What the task asks: From the entries below, gather each line containing the word "ミハイル".

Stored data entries
------------------------------------------------------------
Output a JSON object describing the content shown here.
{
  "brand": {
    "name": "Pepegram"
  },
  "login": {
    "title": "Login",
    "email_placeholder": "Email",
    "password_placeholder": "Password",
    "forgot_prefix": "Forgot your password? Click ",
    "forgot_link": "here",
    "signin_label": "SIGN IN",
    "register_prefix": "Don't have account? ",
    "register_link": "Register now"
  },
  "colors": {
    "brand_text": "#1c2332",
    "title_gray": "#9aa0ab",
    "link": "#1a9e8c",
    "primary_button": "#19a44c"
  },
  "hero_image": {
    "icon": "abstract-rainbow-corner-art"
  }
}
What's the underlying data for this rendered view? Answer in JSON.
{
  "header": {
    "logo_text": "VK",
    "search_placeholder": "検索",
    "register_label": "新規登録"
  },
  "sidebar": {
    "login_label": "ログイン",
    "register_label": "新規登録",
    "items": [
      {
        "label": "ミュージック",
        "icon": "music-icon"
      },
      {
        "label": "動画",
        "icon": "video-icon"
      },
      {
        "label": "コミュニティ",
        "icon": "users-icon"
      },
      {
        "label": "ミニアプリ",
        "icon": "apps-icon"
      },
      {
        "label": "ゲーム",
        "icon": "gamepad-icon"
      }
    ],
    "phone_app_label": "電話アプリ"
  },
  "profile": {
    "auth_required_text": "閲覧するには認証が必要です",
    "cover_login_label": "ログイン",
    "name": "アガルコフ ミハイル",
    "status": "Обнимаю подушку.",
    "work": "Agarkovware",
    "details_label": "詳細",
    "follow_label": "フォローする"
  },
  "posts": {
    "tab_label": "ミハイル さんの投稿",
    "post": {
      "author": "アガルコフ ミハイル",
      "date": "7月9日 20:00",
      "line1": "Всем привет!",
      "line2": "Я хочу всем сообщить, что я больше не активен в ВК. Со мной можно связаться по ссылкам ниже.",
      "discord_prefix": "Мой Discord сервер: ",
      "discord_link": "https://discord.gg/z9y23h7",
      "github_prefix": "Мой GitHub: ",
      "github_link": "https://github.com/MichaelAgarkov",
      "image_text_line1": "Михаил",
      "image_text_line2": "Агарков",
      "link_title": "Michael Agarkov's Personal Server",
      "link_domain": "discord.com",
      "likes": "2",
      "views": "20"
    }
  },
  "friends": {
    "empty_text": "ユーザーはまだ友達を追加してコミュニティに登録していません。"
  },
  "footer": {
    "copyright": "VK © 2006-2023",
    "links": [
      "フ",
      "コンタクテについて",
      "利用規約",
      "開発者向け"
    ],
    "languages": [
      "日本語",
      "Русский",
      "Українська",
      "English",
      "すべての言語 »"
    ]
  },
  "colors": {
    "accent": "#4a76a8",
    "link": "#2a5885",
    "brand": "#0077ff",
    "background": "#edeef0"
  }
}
------------------------------------------------------------
Worked solution:
    "name": "アガルコフ ミハイル",
    "tab_label": "ミハイル さんの投稿",
      "author": "アガルコフ ミハイル",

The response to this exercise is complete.